◆ Your objective
Report only the number of lines that hold the word "systems".

◆ Entries from a dataset
________

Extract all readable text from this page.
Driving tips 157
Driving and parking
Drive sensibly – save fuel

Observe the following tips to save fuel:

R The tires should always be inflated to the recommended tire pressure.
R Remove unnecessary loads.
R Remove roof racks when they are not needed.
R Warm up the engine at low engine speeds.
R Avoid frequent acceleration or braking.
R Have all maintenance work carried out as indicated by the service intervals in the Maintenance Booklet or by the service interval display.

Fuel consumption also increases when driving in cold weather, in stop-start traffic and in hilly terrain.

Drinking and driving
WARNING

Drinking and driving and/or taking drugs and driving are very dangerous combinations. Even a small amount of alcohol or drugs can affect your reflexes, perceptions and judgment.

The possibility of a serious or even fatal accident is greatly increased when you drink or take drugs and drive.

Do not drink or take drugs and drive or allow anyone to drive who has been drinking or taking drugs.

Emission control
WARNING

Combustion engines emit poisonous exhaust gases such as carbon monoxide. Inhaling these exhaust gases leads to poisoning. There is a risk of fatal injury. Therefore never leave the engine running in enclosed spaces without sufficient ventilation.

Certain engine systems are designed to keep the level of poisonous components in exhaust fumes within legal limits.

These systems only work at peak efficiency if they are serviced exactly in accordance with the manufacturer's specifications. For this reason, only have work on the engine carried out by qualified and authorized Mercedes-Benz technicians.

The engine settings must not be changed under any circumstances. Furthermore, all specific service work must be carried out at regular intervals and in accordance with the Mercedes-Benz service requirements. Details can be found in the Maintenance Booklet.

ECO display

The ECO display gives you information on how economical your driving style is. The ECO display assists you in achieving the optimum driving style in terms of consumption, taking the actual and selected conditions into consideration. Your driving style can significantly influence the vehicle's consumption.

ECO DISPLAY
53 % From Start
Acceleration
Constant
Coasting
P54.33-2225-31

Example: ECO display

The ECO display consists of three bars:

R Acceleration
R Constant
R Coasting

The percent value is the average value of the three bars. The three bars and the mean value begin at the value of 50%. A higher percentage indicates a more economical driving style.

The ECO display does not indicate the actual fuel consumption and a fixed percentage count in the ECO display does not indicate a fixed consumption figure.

________

◆ Response to this exercise
2